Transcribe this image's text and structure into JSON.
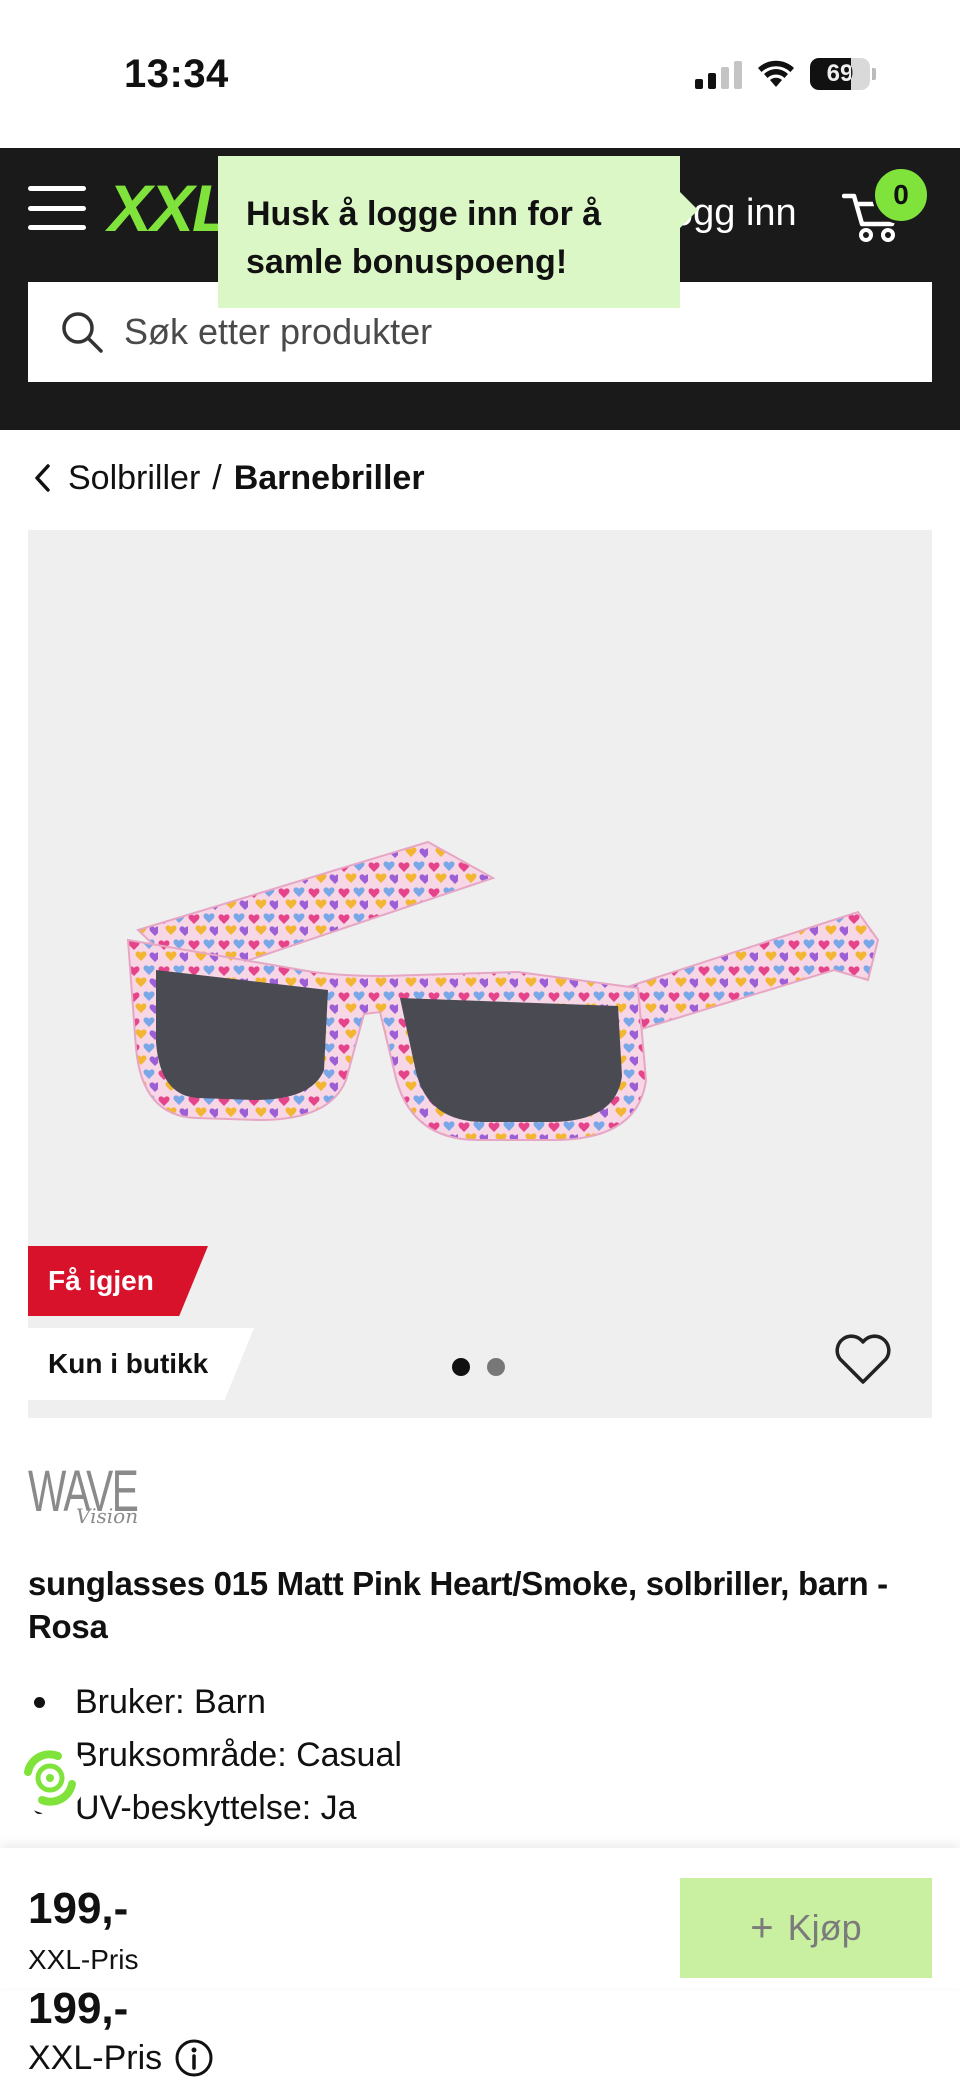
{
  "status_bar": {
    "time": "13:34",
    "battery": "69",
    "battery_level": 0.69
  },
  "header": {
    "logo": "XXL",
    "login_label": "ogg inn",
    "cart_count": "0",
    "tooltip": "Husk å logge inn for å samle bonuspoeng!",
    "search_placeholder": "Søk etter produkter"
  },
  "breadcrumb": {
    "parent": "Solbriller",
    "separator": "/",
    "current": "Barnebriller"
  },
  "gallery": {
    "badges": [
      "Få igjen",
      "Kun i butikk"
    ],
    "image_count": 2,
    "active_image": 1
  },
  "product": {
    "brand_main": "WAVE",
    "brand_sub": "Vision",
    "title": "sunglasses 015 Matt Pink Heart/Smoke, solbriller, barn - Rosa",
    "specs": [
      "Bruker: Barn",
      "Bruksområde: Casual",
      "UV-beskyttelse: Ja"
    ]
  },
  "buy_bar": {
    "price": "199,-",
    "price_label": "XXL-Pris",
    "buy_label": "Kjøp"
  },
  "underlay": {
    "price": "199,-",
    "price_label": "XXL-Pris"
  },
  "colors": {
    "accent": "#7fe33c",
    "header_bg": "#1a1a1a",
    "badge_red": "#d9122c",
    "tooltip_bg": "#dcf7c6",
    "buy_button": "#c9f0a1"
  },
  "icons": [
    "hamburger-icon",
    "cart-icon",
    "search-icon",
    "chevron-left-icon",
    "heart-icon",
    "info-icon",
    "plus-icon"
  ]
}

— WHAT IS NEEDED —
Filter the records above for lines containing the word "Pris", and copy those lines.

— THE SOLUTION —
    "price_label": "XXL-Pris",
    "price_label": "XXL-Pris"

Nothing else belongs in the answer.